> **What this task involves**:
Set down all of the data exactly as it appears.
════════
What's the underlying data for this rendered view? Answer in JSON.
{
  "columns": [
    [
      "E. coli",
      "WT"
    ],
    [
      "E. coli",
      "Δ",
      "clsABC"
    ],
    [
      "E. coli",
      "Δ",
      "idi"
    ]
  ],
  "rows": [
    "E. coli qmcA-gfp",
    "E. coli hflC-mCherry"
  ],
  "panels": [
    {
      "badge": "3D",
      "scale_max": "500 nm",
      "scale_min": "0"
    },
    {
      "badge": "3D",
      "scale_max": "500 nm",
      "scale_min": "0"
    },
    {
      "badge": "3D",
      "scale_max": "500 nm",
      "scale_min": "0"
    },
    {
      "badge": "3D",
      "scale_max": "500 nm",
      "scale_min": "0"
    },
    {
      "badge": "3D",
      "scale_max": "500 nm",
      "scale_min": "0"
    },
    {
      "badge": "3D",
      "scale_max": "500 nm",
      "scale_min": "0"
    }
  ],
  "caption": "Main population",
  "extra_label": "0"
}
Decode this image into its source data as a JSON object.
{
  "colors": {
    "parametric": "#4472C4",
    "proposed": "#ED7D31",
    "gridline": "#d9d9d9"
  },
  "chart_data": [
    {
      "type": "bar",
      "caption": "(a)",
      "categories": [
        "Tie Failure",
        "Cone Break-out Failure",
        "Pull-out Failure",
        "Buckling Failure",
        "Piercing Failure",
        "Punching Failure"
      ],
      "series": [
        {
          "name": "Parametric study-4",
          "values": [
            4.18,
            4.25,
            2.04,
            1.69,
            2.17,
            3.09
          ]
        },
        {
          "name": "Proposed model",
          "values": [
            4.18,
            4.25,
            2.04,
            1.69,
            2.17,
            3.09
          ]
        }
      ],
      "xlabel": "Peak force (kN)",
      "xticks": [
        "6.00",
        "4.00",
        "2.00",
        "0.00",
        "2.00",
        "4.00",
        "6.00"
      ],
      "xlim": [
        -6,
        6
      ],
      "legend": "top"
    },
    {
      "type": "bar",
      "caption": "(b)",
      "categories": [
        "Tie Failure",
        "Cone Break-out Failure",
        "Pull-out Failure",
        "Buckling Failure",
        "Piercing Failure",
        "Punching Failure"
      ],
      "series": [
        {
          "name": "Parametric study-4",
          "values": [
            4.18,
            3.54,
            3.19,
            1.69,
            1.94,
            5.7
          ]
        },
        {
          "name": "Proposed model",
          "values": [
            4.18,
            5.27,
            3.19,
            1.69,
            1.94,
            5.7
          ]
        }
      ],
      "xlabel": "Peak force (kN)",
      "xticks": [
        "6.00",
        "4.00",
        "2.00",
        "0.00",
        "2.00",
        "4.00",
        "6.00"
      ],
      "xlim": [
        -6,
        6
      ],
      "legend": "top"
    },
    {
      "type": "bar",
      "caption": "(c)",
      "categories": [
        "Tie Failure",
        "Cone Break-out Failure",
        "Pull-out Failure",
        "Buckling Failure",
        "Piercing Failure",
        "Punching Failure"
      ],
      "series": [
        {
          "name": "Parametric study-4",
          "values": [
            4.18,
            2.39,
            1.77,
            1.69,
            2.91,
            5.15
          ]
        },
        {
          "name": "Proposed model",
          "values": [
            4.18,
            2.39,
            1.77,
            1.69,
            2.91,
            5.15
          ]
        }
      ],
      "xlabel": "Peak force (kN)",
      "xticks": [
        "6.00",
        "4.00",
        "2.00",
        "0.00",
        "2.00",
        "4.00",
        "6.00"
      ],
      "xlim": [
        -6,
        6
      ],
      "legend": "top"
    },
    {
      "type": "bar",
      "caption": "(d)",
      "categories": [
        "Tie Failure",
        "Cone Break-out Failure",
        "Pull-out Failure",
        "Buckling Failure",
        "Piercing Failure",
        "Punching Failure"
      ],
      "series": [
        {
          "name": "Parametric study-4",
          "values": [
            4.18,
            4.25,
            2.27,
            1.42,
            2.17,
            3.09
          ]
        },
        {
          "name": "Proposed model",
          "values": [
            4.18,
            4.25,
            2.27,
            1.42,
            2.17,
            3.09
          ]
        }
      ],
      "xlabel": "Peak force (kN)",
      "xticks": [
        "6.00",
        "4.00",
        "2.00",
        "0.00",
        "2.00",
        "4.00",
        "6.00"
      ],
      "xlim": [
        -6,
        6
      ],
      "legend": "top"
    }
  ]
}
════════
> **Task response**:
What's the underlying data for this rendered view? Answer in JSON.
{
  "columns": [
    [
      "E. coli",
      "WT"
    ],
    [
      "E. coli",
      "Δ",
      "clsABC"
    ],
    [
      "E. coli",
      "Δ",
      "idi"
    ]
  ],
  "rows": [
    "E. coli qmcA-gfp",
    "E. coli hflC-mCherry"
  ],
  "panels": [
    {
      "badge": "3D",
      "scale_max": "500 nm",
      "scale_min": "0"
    },
    {
      "badge": "3D",
      "scale_max": "500 nm",
      "scale_min": "0"
    },
    {
      "badge": "3D",
      "scale_max": "500 nm",
      "scale_min": "0"
    },
    {
      "badge": "3D",
      "scale_max": "500 nm",
      "scale_min": "0"
    },
    {
      "badge": "3D",
      "scale_max": "500 nm",
      "scale_min": "0"
    },
    {
      "badge": "3D",
      "scale_max": "500 nm",
      "scale_min": "0"
    }
  ],
  "caption": "Main population",
  "extra_label": "0"
}
Decode this image into its source data as a JSON object.
{
  "colors": {
    "parametric": "#4472C4",
    "proposed": "#ED7D31",
    "gridline": "#d9d9d9"
  },
  "chart_data": [
    {
      "type": "bar",
      "caption": "(a)",
      "categories": [
        "Tie Failure",
        "Cone Break-out Failure",
        "Pull-out Failure",
        "Buckling Failure",
        "Piercing Failure",
        "Punching Failure"
      ],
      "series": [
        {
          "name": "Parametric study-4",
          "values": [
            4.18,
            4.25,
            2.04,
            1.69,
            2.17,
            3.09
          ]
        },
        {
          "name": "Proposed model",
          "values": [
            4.18,
            4.25,
            2.04,
            1.69,
            2.17,
            3.09
          ]
        }
      ],
      "xlabel": "Peak force (kN)",
      "xticks": [
        "6.00",
        "4.00",
        "2.00",
        "0.00",
        "2.00",
        "4.00",
        "6.00"
      ],
      "xlim": [
        -6,
        6
      ],
      "legend": "top"
    },
    {
      "type": "bar",
      "caption": "(b)",
      "categories": [
        "Tie Failure",
        "Cone Break-out Failure",
        "Pull-out Failure",
        "Buckling Failure",
        "Piercing Failure",
        "Punching Failure"
      ],
      "series": [
        {
          "name": "Parametric study-4",
          "values": [
            4.18,
            3.54,
            3.19,
            1.69,
            1.94,
            5.7
          ]
        },
        {
          "name": "Proposed model",
          "values": [
            4.18,
            5.27,
            3.19,
            1.69,
            1.94,
            5.7
          ]
        }
      ],
      "xlabel": "Peak force (kN)",
      "xticks": [
        "6.00",
        "4.00",
        "2.00",
        "0.00",
        "2.00",
        "4.00",
        "6.00"
      ],
      "xlim": [
        -6,
        6
      ],
      "legend": "top"
    },
    {
      "type": "bar",
      "caption": "(c)",
      "categories": [
        "Tie Failure",
        "Cone Break-out Failure",
        "Pull-out Failure",
        "Buckling Failure",
        "Piercing Failure",
        "Punching Failure"
      ],
      "series": [
        {
          "name": "Parametric study-4",
          "values": [
            4.18,
            2.39,
            1.77,
            1.69,
            2.91,
            5.15
          ]
        },
        {
          "name": "Proposed model",
          "values": [
            4.18,
            2.39,
            1.77,
            1.69,
            2.91,
            5.15
          ]
        }
      ],
      "xlabel": "Peak force (kN)",
      "xticks": [
        "6.00",
        "4.00",
        "2.00",
        "0.00",
        "2.00",
        "4.00",
        "6.00"
      ],
      "xlim": [
        -6,
        6
      ],
      "legend": "top"
    },
    {
      "type": "bar",
      "caption": "(d)",
      "categories": [
        "Tie Failure",
        "Cone Break-out Failure",
        "Pull-out Failure",
        "Buckling Failure",
        "Piercing Failure",
        "Punching Failure"
      ],
      "series": [
        {
          "name": "Parametric study-4",
          "values": [
            4.18,
            4.25,
            2.27,
            1.42,
            2.17,
            3.09
          ]
        },
        {
          "name": "Proposed model",
          "values": [
            4.18,
            4.25,
            2.27,
            1.42,
            2.17,
            3.09
          ]
        }
      ],
      "xlabel": "Peak force (kN)",
      "xticks": [
        "6.00",
        "4.00",
        "2.00",
        "0.00",
        "2.00",
        "4.00",
        "6.00"
      ],
      "xlim": [
        -6,
        6
      ],
      "legend": "top"
    }
  ]
}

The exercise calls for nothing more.